▸ **THE PROBLEM**: Output every entry exactly as written, but omit the pictures.
=== INPUT DATA ===
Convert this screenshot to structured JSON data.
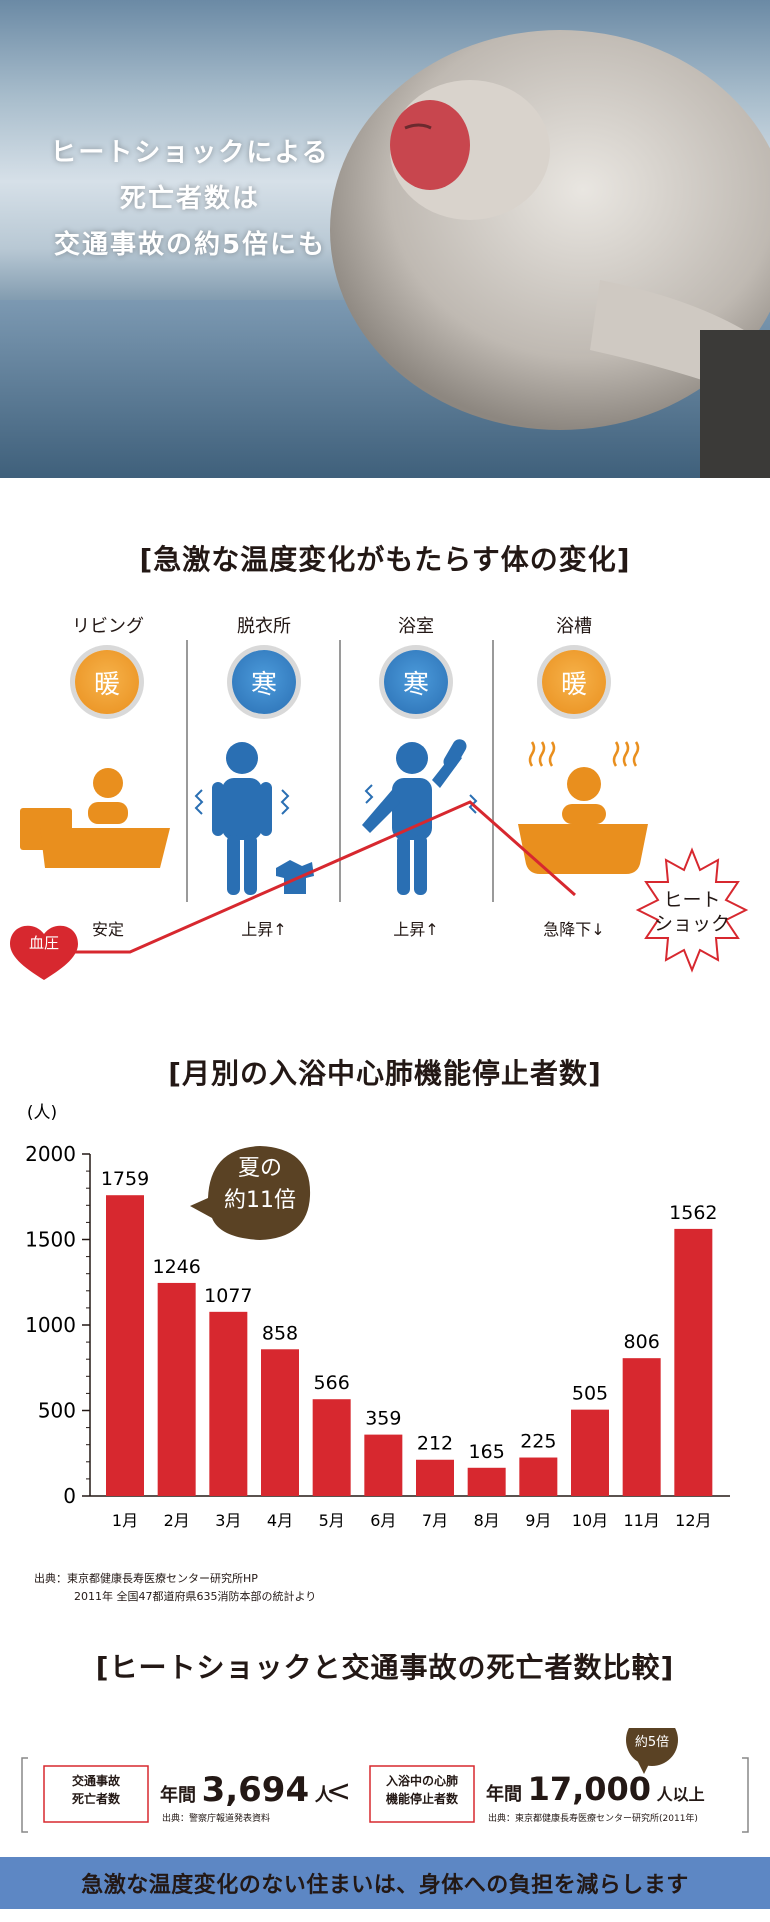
{
  "hero": {
    "lines": [
      "ヒートショックによる",
      "死亡者数は",
      "交通事故の約5倍にも"
    ]
  },
  "section1": {
    "title": "[急激な温度変化がもたらす体の変化]",
    "columns": [
      {
        "label": "リビング",
        "badge": "暖",
        "temp": "warm",
        "bp": "安定"
      },
      {
        "label": "脱衣所",
        "badge": "寒",
        "temp": "cold",
        "bp": "上昇↑"
      },
      {
        "label": "浴室",
        "badge": "寒",
        "temp": "cold",
        "bp": "上昇↑"
      },
      {
        "label": "浴槽",
        "badge": "暖",
        "temp": "warm",
        "bp": "急降下↓"
      }
    ],
    "bp_tag": "血圧",
    "heat_shock": [
      "ヒート",
      "ショック"
    ]
  },
  "section2": {
    "title": "[月別の入浴中心肺機能停止者数]",
    "callout": [
      "夏の",
      "約11倍"
    ]
  },
  "chart_data": {
    "type": "bar",
    "title": "[月別の入浴中心肺機能停止者数]",
    "ylabel": "(人)",
    "categories": [
      "1月",
      "2月",
      "3月",
      "4月",
      "5月",
      "6月",
      "7月",
      "8月",
      "9月",
      "10月",
      "11月",
      "12月"
    ],
    "values": [
      1759,
      1246,
      1077,
      858,
      566,
      359,
      212,
      165,
      225,
      505,
      806,
      1562
    ],
    "ylim": [
      0,
      2000
    ],
    "yticks": [
      0,
      500,
      1000,
      1500,
      2000
    ],
    "bar_color": "#d7282f"
  },
  "source1": [
    "出典：東京都健康長寿医療センター研究所HP",
    "2011年 全国47都道府県635消防本部の統計より"
  ],
  "section3": {
    "title": "[ヒートショックと交通事故の死亡者数比較]",
    "left_box": [
      "交通事故",
      "死亡者数"
    ],
    "left_prefix": "年間",
    "left_value": "3,694",
    "left_unit": "人",
    "left_source": "出典：警察庁報道発表資料",
    "compare": "<",
    "right_box": [
      "入浴中の心肺",
      "機能停止者数"
    ],
    "right_prefix": "年間",
    "right_value": "17,000",
    "right_unit": "人以上",
    "right_source": "出典：東京都健康長寿医療センター研究所(2011年)",
    "badge": "約5倍"
  },
  "footer": {
    "message": "急激な温度変化のない住まいは、身体への負担を減らします"
  },
  "colors": {
    "red": "#d7282f",
    "orange": "#e98f1e",
    "blue": "#2a6fb3",
    "band": "#5d87c4",
    "brown": "#5a4224"
  }
}
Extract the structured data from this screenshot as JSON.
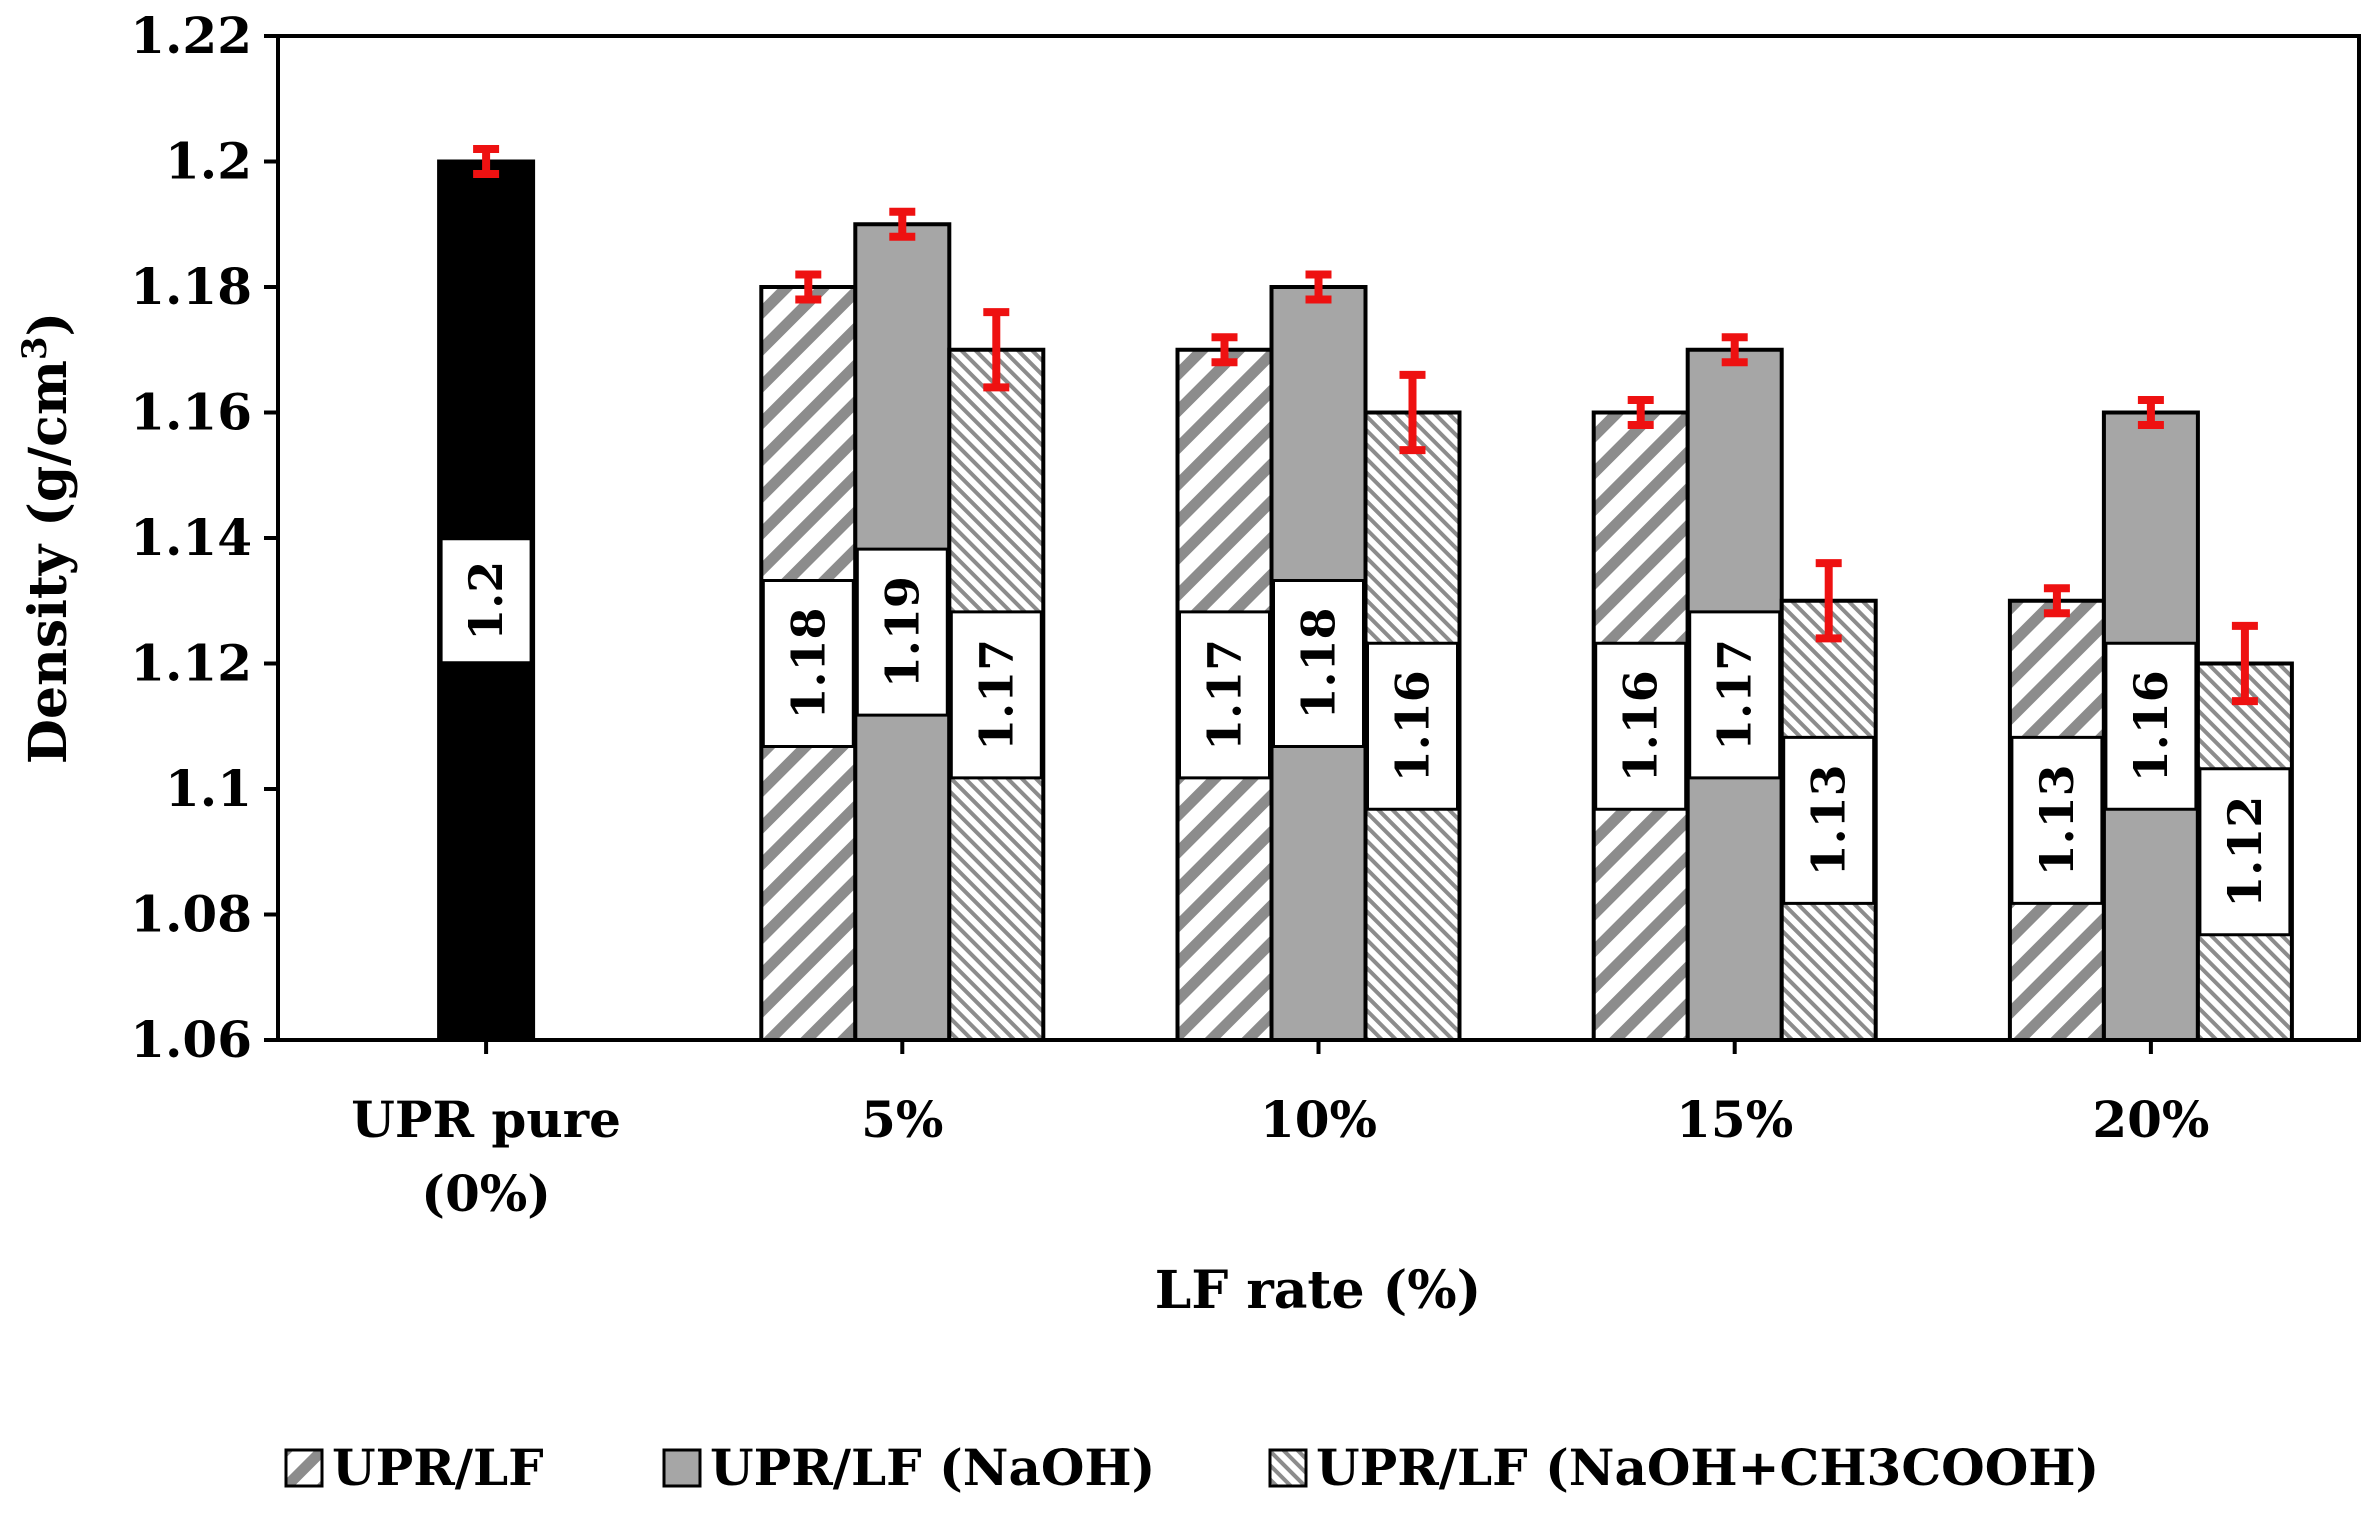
{
  "chart_data": {
    "type": "bar",
    "xlabel": "LF rate  (%)",
    "ylabel": "Density (g/cm",
    "ylabel_superscript": "3",
    "ylabel_close": ")",
    "ylim": [
      1.06,
      1.22
    ],
    "yticks": [
      "1.06",
      "1.08",
      "1.1",
      "1.12",
      "1.14",
      "1.16",
      "1.18",
      "1.2",
      "1.22"
    ],
    "grid": false,
    "legend_position": "bottom",
    "categories": [
      {
        "line1": "UPR pure",
        "line2": "(0%)"
      },
      {
        "line1": "5%",
        "line2": ""
      },
      {
        "line1": "10%",
        "line2": ""
      },
      {
        "line1": "15%",
        "line2": ""
      },
      {
        "line1": "20%",
        "line2": ""
      }
    ],
    "pure": {
      "value": 1.2,
      "label": "1.2",
      "error": 0.002,
      "color": "#000000"
    },
    "series": [
      {
        "name": "UPR/LF",
        "pattern": "diagonal-stripes",
        "values": [
          null,
          1.18,
          1.17,
          1.16,
          1.13
        ],
        "labels": [
          "",
          "1.18",
          "1.17",
          "1.16",
          "1.13"
        ],
        "errors": [
          null,
          0.002,
          0.002,
          0.002,
          0.002
        ]
      },
      {
        "name": "UPR/LF (NaOH)",
        "pattern": "solid-gray",
        "values": [
          null,
          1.19,
          1.18,
          1.17,
          1.16
        ],
        "labels": [
          "",
          "1.19",
          "1.18",
          "1.17",
          "1.16"
        ],
        "errors": [
          null,
          0.002,
          0.002,
          0.002,
          0.002
        ]
      },
      {
        "name": "UPR/LF (NaOH+CH3COOH)",
        "pattern": "fine-hatch",
        "values": [
          null,
          1.17,
          1.16,
          1.13,
          1.12
        ],
        "labels": [
          "",
          "1.17",
          "1.16",
          "1.13",
          "1.12"
        ],
        "errors": [
          null,
          0.006,
          0.006,
          0.006,
          0.006
        ]
      }
    ],
    "error_bar_color": "#ee1111",
    "gray_fill": "#a6a6a6",
    "stripe_color": "#8c8c8c"
  }
}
===
▸ **RESULT OF THIS EXERCISE**:
Convert this screenshot to structured JSON data.
{
  "hero": {
    "lines": [
      "ヒートショックによる",
      "死亡者数は",
      "交通事故の約5倍にも"
    ]
  },
  "section1": {
    "title": "[急激な温度変化がもたらす体の変化]",
    "columns": [
      {
        "label": "リビング",
        "badge": "暖",
        "temp": "warm",
        "bp": "安定"
      },
      {
        "label": "脱衣所",
        "badge": "寒",
        "temp": "cold",
        "bp": "上昇↑"
      },
      {
        "label": "浴室",
        "badge": "寒",
        "temp": "cold",
        "bp": "上昇↑"
      },
      {
        "label": "浴槽",
        "badge": "暖",
        "temp": "warm",
        "bp": "急降下↓"
      }
    ],
    "bp_tag": "血圧",
    "heat_shock": [
      "ヒート",
      "ショック"
    ]
  },
  "section2": {
    "title": "[月別の入浴中心肺機能停止者数]",
    "callout": [
      "夏の",
      "約11倍"
    ]
  },
  "chart_data": {
    "type": "bar",
    "title": "[月別の入浴中心肺機能停止者数]",
    "ylabel": "(人)",
    "categories": [
      "1月",
      "2月",
      "3月",
      "4月",
      "5月",
      "6月",
      "7月",
      "8月",
      "9月",
      "10月",
      "11月",
      "12月"
    ],
    "values": [
      1759,
      1246,
      1077,
      858,
      566,
      359,
      212,
      165,
      225,
      505,
      806,
      1562
    ],
    "ylim": [
      0,
      2000
    ],
    "yticks": [
      0,
      500,
      1000,
      1500,
      2000
    ],
    "bar_color": "#d7282f"
  },
  "source1": [
    "出典：東京都健康長寿医療センター研究所HP",
    "2011年 全国47都道府県635消防本部の統計より"
  ],
  "section3": {
    "title": "[ヒートショックと交通事故の死亡者数比較]",
    "left_box": [
      "交通事故",
      "死亡者数"
    ],
    "left_prefix": "年間",
    "left_value": "3,694",
    "left_unit": "人",
    "left_source": "出典：警察庁報道発表資料",
    "compare": "<",
    "right_box": [
      "入浴中の心肺",
      "機能停止者数"
    ],
    "right_prefix": "年間",
    "right_value": "17,000",
    "right_unit": "人以上",
    "right_source": "出典：東京都健康長寿医療センター研究所(2011年)",
    "badge": "約5倍"
  },
  "footer": {
    "message": "急激な温度変化のない住まいは、身体への負担を減らします"
  },
  "colors": {
    "red": "#d7282f",
    "orange": "#e98f1e",
    "blue": "#2a6fb3",
    "band": "#5d87c4",
    "brown": "#5a4224"
  }
}
Extract the structured data from this screenshot as JSON.
{
  "chart_data": {
    "type": "bar",
    "xlabel": "LF rate  (%)",
    "ylabel": "Density (g/cm",
    "ylabel_superscript": "3",
    "ylabel_close": ")",
    "ylim": [
      1.06,
      1.22
    ],
    "yticks": [
      "1.06",
      "1.08",
      "1.1",
      "1.12",
      "1.14",
      "1.16",
      "1.18",
      "1.2",
      "1.22"
    ],
    "grid": false,
    "legend_position": "bottom",
    "categories": [
      {
        "line1": "UPR pure",
        "line2": "(0%)"
      },
      {
        "line1": "5%",
        "line2": ""
      },
      {
        "line1": "10%",
        "line2": ""
      },
      {
        "line1": "15%",
        "line2": ""
      },
      {
        "line1": "20%",
        "line2": ""
      }
    ],
    "pure": {
      "value": 1.2,
      "label": "1.2",
      "error": 0.002,
      "color": "#000000"
    },
    "series": [
      {
        "name": "UPR/LF",
        "pattern": "diagonal-stripes",
        "values": [
          null,
          1.18,
          1.17,
          1.16,
          1.13
        ],
        "labels": [
          "",
          "1.18",
          "1.17",
          "1.16",
          "1.13"
        ],
        "errors": [
          null,
          0.002,
          0.002,
          0.002,
          0.002
        ]
      },
      {
        "name": "UPR/LF (NaOH)",
        "pattern": "solid-gray",
        "values": [
          null,
          1.19,
          1.18,
          1.17,
          1.16
        ],
        "labels": [
          "",
          "1.19",
          "1.18",
          "1.17",
          "1.16"
        ],
        "errors": [
          null,
          0.002,
          0.002,
          0.002,
          0.002
        ]
      },
      {
        "name": "UPR/LF (NaOH+CH3COOH)",
        "pattern": "fine-hatch",
        "values": [
          null,
          1.17,
          1.16,
          1.13,
          1.12
        ],
        "labels": [
          "",
          "1.17",
          "1.16",
          "1.13",
          "1.12"
        ],
        "errors": [
          null,
          0.006,
          0.006,
          0.006,
          0.006
        ]
      }
    ],
    "error_bar_color": "#ee1111",
    "gray_fill": "#a6a6a6",
    "stripe_color": "#8c8c8c"
  }
}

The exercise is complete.